- DESCRIPTION OF THE TASK -
Your task is to reproduce the material exactly.

- STORED ROWS -
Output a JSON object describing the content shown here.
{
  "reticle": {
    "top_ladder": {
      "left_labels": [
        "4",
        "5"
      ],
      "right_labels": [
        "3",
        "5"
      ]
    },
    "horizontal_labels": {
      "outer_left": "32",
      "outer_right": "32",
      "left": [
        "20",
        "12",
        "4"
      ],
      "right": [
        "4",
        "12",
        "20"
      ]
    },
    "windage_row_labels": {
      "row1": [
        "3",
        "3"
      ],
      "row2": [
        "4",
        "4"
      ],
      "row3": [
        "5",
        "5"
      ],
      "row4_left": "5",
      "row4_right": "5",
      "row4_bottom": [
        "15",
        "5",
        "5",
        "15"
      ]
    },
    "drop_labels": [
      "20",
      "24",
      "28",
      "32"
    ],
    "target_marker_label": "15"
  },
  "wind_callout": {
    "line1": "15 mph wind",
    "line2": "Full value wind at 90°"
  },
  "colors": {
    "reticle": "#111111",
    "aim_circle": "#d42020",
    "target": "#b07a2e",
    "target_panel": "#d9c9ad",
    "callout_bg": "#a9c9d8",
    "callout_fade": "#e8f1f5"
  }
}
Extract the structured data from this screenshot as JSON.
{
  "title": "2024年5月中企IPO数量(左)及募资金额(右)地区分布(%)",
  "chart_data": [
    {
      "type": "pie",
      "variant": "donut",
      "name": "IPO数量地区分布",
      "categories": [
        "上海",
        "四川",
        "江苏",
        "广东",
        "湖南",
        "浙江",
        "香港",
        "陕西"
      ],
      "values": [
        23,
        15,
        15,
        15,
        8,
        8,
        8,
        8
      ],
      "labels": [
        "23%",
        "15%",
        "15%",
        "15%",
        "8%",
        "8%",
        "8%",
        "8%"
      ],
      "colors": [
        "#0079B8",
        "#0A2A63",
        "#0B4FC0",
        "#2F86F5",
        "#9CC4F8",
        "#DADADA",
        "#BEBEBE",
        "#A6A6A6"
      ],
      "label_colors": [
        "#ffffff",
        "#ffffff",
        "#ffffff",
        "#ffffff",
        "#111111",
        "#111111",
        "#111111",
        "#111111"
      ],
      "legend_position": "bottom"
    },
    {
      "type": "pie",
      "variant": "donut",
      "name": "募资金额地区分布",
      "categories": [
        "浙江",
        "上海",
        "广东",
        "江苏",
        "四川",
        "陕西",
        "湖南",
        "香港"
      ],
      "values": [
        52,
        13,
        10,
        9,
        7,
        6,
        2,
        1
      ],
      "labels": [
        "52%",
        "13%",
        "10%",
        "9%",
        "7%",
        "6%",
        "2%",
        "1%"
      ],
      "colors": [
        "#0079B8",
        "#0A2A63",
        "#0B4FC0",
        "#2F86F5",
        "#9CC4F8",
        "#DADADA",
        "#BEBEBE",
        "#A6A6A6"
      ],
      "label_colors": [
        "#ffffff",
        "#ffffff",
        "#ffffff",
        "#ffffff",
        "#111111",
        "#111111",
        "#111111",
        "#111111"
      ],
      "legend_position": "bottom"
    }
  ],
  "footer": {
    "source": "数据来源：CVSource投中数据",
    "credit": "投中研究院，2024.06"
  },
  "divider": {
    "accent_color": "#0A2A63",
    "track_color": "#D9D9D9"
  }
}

- EXERCISE OUTPUT -
Output a JSON object describing the content shown here.
{
  "reticle": {
    "top_ladder": {
      "left_labels": [
        "4",
        "5"
      ],
      "right_labels": [
        "3",
        "5"
      ]
    },
    "horizontal_labels": {
      "outer_left": "32",
      "outer_right": "32",
      "left": [
        "20",
        "12",
        "4"
      ],
      "right": [
        "4",
        "12",
        "20"
      ]
    },
    "windage_row_labels": {
      "row1": [
        "3",
        "3"
      ],
      "row2": [
        "4",
        "4"
      ],
      "row3": [
        "5",
        "5"
      ],
      "row4_left": "5",
      "row4_right": "5",
      "row4_bottom": [
        "15",
        "5",
        "5",
        "15"
      ]
    },
    "drop_labels": [
      "20",
      "24",
      "28",
      "32"
    ],
    "target_marker_label": "15"
  },
  "wind_callout": {
    "line1": "15 mph wind",
    "line2": "Full value wind at 90°"
  },
  "colors": {
    "reticle": "#111111",
    "aim_circle": "#d42020",
    "target": "#b07a2e",
    "target_panel": "#d9c9ad",
    "callout_bg": "#a9c9d8",
    "callout_fade": "#e8f1f5"
  }
}
Extract the structured data from this screenshot as JSON.
{
  "title": "2024年5月中企IPO数量(左)及募资金额(右)地区分布(%)",
  "chart_data": [
    {
      "type": "pie",
      "variant": "donut",
      "name": "IPO数量地区分布",
      "categories": [
        "上海",
        "四川",
        "江苏",
        "广东",
        "湖南",
        "浙江",
        "香港",
        "陕西"
      ],
      "values": [
        23,
        15,
        15,
        15,
        8,
        8,
        8,
        8
      ],
      "labels": [
        "23%",
        "15%",
        "15%",
        "15%",
        "8%",
        "8%",
        "8%",
        "8%"
      ],
      "colors": [
        "#0079B8",
        "#0A2A63",
        "#0B4FC0",
        "#2F86F5",
        "#9CC4F8",
        "#DADADA",
        "#BEBEBE",
        "#A6A6A6"
      ],
      "label_colors": [
        "#ffffff",
        "#ffffff",
        "#ffffff",
        "#ffffff",
        "#111111",
        "#111111",
        "#111111",
        "#111111"
      ],
      "legend_position": "bottom"
    },
    {
      "type": "pie",
      "variant": "donut",
      "name": "募资金额地区分布",
      "categories": [
        "浙江",
        "上海",
        "广东",
        "江苏",
        "四川",
        "陕西",
        "湖南",
        "香港"
      ],
      "values": [
        52,
        13,
        10,
        9,
        7,
        6,
        2,
        1
      ],
      "labels": [
        "52%",
        "13%",
        "10%",
        "9%",
        "7%",
        "6%",
        "2%",
        "1%"
      ],
      "colors": [
        "#0079B8",
        "#0A2A63",
        "#0B4FC0",
        "#2F86F5",
        "#9CC4F8",
        "#DADADA",
        "#BEBEBE",
        "#A6A6A6"
      ],
      "label_colors": [
        "#ffffff",
        "#ffffff",
        "#ffffff",
        "#ffffff",
        "#111111",
        "#111111",
        "#111111",
        "#111111"
      ],
      "legend_position": "bottom"
    }
  ],
  "footer": {
    "source": "数据来源：CVSource投中数据",
    "credit": "投中研究院，2024.06"
  },
  "divider": {
    "accent_color": "#0A2A63",
    "track_color": "#D9D9D9"
  }
}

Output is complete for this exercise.